##### Supplied text
Gold Corporate Council commits to supporting healthcare worker well-being

Clinician slumped against a wall with the quote by Dr. Vivek Murthy "If we fail to act, we will place our nation's health at increasing risk."

The well-being of healthcare workers has become a national crisis. A record 63 percent of doctors reported at least one symptom of burnout in a Mayo Clinic study, and U.S. nurses reporting burnout symptoms has risen to 62 percent, according to a American Nurses Association survey. Doctors and nurses are also at a higher risk for suicide ideation and dying by suicide. And one in 5 physicians and 2 in 5 nurses in another Mayo Clinic survey reported that they plan to leave healthcare. 

The well-being of healthcare workers is central to the work and mission of The Arnold P Gold Foundation and its Gold Corporate Council (GCC). Both the nonprofit organization, which champions humanism in healthcare for all, and the council of six leading global companies are committed to addressing this critical issue.

Together, the members of the GCC – BD, CVS Health, Henry Schein, Medallia, Quest Diagnostics, and Siemens Healthineers – have about half a million employees around the world. Collectively, the council’s employees, products, and services touch about 10 million patients every single day.
##########
**Parts of the exercise:**
1) Answer these questions using the article on healthcare worker well-being:
(a) What percentage of doctors reported at least one symptom of burnout in the Mayo Clinic study?
(b) How many companies make up the Gold Corporate Council?
(c) About how many patients do the council's employees, products, and services touch each day?
2) Pick up the article on healthcare worker well-being after its last sentence and continue it.
The lines that come after the article are separate material, unrelated to it.
##### Data for analysis
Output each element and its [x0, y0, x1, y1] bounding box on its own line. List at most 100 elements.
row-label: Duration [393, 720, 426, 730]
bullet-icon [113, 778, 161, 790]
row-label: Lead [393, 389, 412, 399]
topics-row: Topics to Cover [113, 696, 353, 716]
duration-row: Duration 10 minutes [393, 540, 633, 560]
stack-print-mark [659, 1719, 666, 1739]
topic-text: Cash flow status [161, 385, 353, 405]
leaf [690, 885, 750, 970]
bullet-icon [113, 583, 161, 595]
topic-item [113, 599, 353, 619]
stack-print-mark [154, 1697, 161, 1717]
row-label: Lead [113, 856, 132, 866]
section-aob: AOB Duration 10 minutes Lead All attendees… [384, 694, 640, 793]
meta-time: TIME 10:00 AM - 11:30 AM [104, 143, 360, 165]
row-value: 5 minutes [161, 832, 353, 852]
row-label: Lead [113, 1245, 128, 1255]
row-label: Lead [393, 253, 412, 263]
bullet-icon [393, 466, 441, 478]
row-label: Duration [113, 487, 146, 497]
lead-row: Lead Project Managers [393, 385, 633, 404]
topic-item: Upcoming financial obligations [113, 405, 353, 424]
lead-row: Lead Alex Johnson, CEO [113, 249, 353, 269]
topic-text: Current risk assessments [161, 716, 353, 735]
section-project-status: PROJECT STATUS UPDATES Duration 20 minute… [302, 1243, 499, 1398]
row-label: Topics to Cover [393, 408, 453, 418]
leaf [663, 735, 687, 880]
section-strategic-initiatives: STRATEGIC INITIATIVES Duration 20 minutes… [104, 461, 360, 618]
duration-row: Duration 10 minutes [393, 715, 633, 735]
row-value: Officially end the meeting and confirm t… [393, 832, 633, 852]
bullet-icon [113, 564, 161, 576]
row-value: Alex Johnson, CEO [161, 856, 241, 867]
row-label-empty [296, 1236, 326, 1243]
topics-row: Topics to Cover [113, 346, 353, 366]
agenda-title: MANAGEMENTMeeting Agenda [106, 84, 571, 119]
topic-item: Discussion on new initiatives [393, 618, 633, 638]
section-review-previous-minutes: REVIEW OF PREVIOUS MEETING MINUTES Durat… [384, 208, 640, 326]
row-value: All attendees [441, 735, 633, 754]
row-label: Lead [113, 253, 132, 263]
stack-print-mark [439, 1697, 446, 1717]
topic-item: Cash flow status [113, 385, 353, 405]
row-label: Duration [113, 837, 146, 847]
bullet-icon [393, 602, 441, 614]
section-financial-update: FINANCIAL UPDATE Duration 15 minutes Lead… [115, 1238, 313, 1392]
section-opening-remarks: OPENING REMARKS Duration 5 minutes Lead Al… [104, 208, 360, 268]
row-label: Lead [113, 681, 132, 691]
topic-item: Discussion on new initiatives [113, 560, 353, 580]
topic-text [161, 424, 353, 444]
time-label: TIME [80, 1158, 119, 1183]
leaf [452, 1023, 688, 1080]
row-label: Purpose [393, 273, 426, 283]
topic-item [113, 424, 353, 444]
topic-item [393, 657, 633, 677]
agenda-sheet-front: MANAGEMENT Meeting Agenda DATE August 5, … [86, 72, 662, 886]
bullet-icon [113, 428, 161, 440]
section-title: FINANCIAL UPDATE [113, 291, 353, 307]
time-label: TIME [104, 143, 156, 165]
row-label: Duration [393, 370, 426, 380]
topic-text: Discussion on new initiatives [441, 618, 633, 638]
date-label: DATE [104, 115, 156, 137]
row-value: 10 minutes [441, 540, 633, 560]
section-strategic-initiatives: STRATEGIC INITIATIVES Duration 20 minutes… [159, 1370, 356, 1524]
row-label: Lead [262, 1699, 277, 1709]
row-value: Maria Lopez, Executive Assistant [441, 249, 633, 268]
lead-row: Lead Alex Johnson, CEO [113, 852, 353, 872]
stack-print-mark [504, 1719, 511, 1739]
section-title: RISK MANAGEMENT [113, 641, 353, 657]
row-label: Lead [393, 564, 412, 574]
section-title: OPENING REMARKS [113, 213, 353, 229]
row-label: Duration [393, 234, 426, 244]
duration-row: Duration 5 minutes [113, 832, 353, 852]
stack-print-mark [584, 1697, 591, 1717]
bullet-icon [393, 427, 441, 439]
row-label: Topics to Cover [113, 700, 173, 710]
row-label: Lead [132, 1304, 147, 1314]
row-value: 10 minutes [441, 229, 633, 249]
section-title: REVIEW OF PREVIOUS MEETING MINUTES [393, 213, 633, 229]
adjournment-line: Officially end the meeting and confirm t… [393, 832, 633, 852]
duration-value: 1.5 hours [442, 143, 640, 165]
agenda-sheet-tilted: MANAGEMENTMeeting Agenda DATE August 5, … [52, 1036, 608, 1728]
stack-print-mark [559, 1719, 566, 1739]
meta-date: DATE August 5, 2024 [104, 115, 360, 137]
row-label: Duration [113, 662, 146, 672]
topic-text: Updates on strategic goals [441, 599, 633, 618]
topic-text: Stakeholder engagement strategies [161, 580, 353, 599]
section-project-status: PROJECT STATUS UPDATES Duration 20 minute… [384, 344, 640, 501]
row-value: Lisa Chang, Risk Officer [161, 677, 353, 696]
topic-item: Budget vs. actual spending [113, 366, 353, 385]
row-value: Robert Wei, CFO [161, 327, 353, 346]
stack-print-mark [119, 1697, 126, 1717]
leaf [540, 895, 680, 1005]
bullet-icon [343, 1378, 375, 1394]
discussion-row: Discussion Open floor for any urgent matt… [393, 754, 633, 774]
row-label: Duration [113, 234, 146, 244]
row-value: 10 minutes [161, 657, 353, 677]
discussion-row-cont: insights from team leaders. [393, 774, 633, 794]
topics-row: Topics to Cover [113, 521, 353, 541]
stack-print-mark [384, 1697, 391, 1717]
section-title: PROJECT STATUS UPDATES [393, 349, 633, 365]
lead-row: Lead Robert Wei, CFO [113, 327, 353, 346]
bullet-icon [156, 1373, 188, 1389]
##########
**Outputs for the tasks:**
1)
(a) 63 percent
(b) Six
(c) About 10 million

2)
Each of the Gold Corporate Council member companies is a global leader and expert in system-level implementation that has shown its commitment to humanism in healthcare. We know the power of designing processes and products/services that support a certain outcome, and we pledge to use our expertise to help find solutions to this urgent problem. Over the course of 2023, we will collaboratively investigate, and as appropriate, test, implement, and share our findings. 

In addition, the Gold Foundation will be hosting a series of live, interactive workshops to foster well-being, a yearlong initiative led by the Gold Humanism Honor Society. The Gold Foundation will also be compiling tools across its vast community of corporate partners, learners, clinicians, and schools into a resource hub on its website. 

U.S. Surgeon General Dr. Vivek Murthy’s national advisory warning of the risks to healthcare workers’ well-being drove home the urgency of this issue: “The stakes are high,” he wrote. 

“If we fail to act, we will place our nation’s health at increasing risk. Already, Americans are feeling the impact of staffing shortages across the health system in hospitals, primary care clinics, and public health departments. As the burnout and mental health crises among health workers worsen, the public’s ability to get routine preventive care, emergency care, and medical procedures will not fare well… Equally as important, we will send a message to millions of health workers and trainees that their suffering does not matter.” 

The U.S. Surgeon General’s Advisory offers an expansive definition of healthcare worker: “all the people engaged in work to protect and improve the health of individuals, communities, and populations, including those who assist in operating health care facilities.”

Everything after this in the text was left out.